**STATED EXERCISE**
Pick up the Hadoop issue text on skipping the sort in map output and reduce merge, and continue it from its last line.

**TEXT PROVIDED**
_ _ _ _ _

You are viewing a plain text version of this content. The canonical link for it is here.

Posted to mapreduce-issues@hadoop.apache.org by "Binglin Chang (Created) (JIRA)" <ji...@apache.org> on 2011/11/14 11:10:52 UTC

[jira] [Created] (MAPREDUCE-3397) Support no sort dataflow in map output and reduce merge phrase

Support no sort dataflow in map output and reduce merge phrase
--------------------------------------------------------------

Key: MAPREDUCE-3397
URL: https://issues.apache.org/jira/browse/MAPREDUCE-3397
Project: Hadoop Map/Reduce
Issue Type: Sub-task
Components: task
Affects Versions: 0.20.205.0
Reporter: Binglin Chang
Assignee: Binglin Chang

In our experience, many data aggregation style queries/jobs don't need to sort the intermediate data. In fact reducer side can use hashmap or even array to do application level aggregations. For example, consider computing CTR using display log & click log in sponsored search. Map side just emit (adv_id, clk_cnt, dis_cnt), reduce side aggregate clk_cnt and dis_cnt for every adv_id, cause adv_id is integer, we can partition adv_id by range:
** reduce0: 0-100000
** reduce1: 100000-200000
** ...

_ _ _ _ _

**ROWS**

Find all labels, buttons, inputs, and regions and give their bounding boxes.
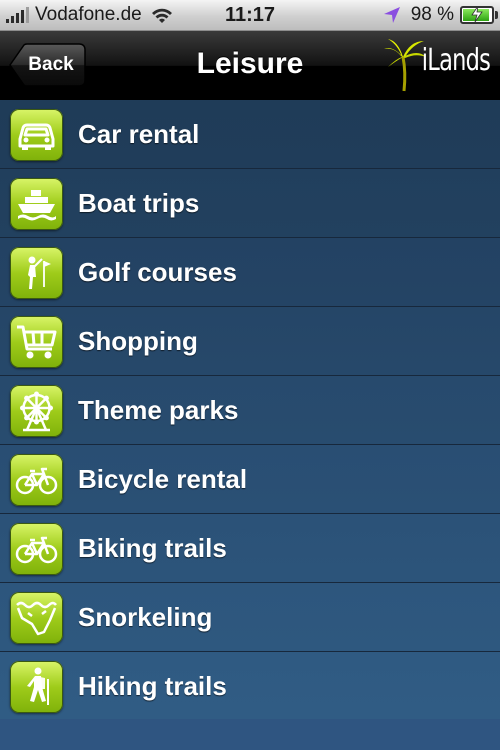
list-item-label: Theme parks — [78, 395, 239, 425]
page-title: Leisure — [196, 47, 304, 80]
list-item-label: Car rental — [78, 119, 200, 149]
navigation-bar: Back Leisure iLands — [0, 31, 500, 101]
battery-charging-icon — [460, 6, 498, 24]
golfer-icon — [10, 247, 63, 299]
location-icon — [383, 7, 400, 23]
car-icon — [10, 109, 63, 161]
boat-icon — [10, 178, 63, 230]
list-item-biking-trails[interactable]: Biking trails — [0, 514, 500, 583]
back-button[interactable]: Back — [8, 43, 86, 87]
list-item-bicycle-rental[interactable]: Bicycle rental — [0, 445, 500, 514]
list-item-label: Boat trips — [78, 188, 200, 218]
list-item-snorkeling[interactable]: Snorkeling — [0, 583, 500, 652]
list-item-label: Shopping — [78, 326, 198, 356]
list-item-label: Hiking trails — [78, 671, 227, 701]
hiker-icon — [10, 661, 63, 713]
list-item-boat-trips[interactable]: Boat trips — [0, 169, 500, 238]
ferris-wheel-icon — [10, 385, 63, 437]
list-item-golf-courses[interactable]: Golf courses — [0, 238, 500, 307]
list-item-car-rental[interactable]: Car rental — [0, 100, 500, 169]
back-button-label: Back — [28, 54, 74, 75]
logo-text: iLands — [421, 43, 491, 78]
list-item-label: Golf courses — [78, 257, 237, 287]
bicycle-icon — [10, 454, 63, 506]
list-empty-area — [0, 719, 500, 750]
list-item-label: Bicycle rental — [78, 464, 248, 494]
list-item-label: Snorkeling — [78, 602, 213, 632]
list-item-hiking-trails[interactable]: Hiking trails — [0, 652, 500, 721]
battery-percent: 98 % — [410, 4, 454, 25]
leisure-list: Car rental Boat trips Golf courses Shopp… — [0, 100, 500, 721]
shopping-cart-icon — [10, 316, 63, 368]
list-item-shopping[interactable]: Shopping — [0, 307, 500, 376]
list-item-theme-parks[interactable]: Theme parks — [0, 376, 500, 445]
bicycle-icon — [10, 523, 63, 575]
status-bar: Vodafone.de 11:17 98 % — [0, 0, 500, 31]
list-item-label: Biking trails — [78, 533, 227, 563]
status-right: 98 % — [383, 0, 498, 30]
snorkel-coast-icon — [10, 592, 63, 644]
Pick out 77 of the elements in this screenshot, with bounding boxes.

_ _ _ _ _

**IN RESPONSE**
** reduceM: xxx-max adv-id
Then the reducer can use an array(for example: int [1000000][2]) to store the aggregated clk_cnt & dis_cnt, and we don't need the framework to sort intermediate data anymore.
By supporting no sort, we can gain a lot of performance improvements:
# Eliminate map side sort & merge.
KV paris need to sort by partition first, but this can be done using a liner time counting sort, which is much faster than quick sort.
Just merge spill segments one by one, doesn't need to use heap merge.
# Eliminate shuffle phrase barrier, reducer can start to processing data before all map output data are copied & merged.

For most cases, memory won't be a problem, cause keys are divided to many partitions, each reducers only process a small subset of the global key set.

--
This message is automatically generated by JIRA.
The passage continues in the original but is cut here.